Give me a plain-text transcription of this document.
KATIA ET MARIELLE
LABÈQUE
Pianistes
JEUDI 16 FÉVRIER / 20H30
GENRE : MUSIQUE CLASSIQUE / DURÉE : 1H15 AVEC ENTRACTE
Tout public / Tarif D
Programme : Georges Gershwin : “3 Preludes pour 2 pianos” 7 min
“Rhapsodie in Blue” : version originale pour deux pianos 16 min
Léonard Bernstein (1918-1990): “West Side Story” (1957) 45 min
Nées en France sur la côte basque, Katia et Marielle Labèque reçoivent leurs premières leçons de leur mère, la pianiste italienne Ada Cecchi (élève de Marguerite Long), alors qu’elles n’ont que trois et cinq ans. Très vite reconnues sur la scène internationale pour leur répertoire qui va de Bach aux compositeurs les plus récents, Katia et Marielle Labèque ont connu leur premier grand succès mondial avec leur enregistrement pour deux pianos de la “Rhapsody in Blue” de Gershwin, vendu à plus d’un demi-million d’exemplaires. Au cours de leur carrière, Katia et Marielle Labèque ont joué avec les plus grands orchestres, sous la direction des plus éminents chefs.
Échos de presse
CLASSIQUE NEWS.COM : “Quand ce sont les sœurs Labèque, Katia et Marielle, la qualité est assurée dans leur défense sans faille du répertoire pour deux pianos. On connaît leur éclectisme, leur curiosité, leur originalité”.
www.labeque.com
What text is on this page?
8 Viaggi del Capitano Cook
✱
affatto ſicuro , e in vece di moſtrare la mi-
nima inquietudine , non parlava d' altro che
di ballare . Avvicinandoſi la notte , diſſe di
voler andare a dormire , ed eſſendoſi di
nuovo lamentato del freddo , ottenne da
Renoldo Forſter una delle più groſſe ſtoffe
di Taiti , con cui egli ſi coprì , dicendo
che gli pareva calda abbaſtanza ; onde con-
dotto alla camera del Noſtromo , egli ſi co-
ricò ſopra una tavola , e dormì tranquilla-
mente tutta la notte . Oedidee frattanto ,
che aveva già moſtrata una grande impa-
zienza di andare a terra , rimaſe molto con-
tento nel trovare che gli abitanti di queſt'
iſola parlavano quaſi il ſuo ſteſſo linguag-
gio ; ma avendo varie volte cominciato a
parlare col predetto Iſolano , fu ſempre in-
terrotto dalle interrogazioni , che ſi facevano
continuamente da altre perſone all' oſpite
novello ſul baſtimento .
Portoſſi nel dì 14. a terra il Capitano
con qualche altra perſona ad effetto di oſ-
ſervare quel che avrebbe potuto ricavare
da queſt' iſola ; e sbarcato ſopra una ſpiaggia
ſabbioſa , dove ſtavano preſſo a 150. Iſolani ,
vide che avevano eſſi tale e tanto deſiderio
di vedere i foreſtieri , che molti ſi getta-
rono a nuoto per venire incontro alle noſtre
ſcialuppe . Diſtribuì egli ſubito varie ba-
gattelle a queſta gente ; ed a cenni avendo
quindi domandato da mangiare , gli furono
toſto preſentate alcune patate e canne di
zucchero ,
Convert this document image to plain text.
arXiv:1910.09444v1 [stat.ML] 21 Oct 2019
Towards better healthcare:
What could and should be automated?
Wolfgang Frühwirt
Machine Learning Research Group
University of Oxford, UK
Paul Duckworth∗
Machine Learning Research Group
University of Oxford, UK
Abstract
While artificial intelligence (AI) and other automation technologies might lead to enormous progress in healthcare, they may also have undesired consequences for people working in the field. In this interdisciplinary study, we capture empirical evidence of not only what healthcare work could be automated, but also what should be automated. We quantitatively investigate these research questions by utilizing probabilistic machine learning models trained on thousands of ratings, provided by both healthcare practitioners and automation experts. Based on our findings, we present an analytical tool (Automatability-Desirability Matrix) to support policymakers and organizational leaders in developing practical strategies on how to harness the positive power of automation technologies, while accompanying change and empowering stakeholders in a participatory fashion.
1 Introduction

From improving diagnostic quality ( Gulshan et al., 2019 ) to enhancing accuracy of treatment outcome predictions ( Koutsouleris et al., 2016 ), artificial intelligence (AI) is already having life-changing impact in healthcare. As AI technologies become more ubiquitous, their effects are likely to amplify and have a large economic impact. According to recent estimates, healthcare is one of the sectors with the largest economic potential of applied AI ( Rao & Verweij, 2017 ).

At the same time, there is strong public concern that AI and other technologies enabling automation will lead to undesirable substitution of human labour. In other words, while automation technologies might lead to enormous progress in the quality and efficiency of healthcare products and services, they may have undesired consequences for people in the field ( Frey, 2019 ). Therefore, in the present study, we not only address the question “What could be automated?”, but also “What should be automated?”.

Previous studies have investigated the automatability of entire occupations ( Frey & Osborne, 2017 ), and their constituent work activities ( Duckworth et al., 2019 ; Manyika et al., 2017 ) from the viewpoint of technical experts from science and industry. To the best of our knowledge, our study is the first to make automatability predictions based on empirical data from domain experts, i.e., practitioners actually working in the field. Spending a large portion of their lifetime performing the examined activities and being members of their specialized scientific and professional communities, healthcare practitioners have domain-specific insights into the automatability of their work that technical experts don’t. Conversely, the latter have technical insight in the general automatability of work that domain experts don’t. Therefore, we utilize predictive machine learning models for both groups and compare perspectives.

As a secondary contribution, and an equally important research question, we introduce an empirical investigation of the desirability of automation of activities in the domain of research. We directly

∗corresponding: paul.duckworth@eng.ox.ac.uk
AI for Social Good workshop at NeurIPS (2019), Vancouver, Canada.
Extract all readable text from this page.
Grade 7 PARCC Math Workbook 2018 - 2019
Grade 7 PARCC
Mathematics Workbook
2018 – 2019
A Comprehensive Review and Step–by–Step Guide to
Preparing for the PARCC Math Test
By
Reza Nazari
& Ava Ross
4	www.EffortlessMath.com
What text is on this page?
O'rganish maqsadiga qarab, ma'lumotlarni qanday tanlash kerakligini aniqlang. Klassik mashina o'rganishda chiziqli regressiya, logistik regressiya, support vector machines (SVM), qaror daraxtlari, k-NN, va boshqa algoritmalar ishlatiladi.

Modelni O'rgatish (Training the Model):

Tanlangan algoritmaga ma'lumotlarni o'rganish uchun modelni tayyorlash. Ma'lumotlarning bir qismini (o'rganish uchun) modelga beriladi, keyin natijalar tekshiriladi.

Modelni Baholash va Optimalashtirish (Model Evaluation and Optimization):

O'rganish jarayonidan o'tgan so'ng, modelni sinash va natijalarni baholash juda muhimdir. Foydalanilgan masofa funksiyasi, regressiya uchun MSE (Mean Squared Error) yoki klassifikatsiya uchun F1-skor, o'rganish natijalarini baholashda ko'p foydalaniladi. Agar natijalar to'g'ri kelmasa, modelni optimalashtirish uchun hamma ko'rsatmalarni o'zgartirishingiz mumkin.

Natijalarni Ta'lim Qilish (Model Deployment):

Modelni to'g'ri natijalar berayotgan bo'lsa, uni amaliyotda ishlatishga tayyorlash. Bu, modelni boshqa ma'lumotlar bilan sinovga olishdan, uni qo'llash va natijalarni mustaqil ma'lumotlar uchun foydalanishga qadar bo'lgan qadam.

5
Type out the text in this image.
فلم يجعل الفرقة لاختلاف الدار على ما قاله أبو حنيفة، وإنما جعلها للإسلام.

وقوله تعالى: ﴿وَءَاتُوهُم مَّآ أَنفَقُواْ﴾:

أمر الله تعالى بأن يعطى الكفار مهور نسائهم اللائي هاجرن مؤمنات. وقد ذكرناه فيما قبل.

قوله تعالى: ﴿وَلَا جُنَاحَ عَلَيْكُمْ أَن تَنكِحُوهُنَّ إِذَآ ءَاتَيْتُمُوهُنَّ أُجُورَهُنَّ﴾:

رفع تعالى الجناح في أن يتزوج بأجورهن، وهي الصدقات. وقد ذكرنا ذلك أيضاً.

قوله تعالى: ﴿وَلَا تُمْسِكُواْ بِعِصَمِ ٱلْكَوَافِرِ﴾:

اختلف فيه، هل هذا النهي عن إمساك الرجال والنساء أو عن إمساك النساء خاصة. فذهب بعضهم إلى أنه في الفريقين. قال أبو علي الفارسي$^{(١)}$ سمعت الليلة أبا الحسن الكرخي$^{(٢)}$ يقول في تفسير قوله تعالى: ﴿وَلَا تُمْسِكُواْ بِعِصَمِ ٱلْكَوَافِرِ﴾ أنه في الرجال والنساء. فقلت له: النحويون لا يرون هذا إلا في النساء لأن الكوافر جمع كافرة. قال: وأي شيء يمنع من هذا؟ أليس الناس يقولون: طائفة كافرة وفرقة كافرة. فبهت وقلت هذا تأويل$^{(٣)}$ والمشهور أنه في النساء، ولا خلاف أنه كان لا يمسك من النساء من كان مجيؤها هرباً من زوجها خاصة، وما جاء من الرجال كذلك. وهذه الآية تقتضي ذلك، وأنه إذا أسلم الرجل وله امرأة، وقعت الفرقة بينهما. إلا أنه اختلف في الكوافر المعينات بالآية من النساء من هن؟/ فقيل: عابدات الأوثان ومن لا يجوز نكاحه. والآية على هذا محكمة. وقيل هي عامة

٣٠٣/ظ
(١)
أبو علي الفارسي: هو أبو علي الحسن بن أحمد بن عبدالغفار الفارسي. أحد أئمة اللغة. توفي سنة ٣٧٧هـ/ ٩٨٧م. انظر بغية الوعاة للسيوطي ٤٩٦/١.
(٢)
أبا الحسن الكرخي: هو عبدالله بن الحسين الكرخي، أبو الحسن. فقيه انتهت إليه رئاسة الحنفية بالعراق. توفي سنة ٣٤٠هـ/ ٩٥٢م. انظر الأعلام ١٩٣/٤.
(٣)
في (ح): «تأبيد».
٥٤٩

════

** Your goal **
List all lines holding the string "توفي".

** The answer **
أبو علي الفارسي: هو أبو علي الحسن بن أحمد بن عبدالغفار الفارسي. أحد أئمة اللغة. توفي سنة ٣٧٧هـ/ ٩٨٧م. انظر بغية الوعاة للسيوطي ٤٩٦/١.
أبا الحسن الكرخي: هو عبدالله بن الحسين الكرخي، أبو الحسن. فقيه انتهت إليه رئاسة الحنفية بالعراق. توفي سنة ٣٤٠هـ/ ٩٥٢م. انظر الأعلام ١٩٣/٤.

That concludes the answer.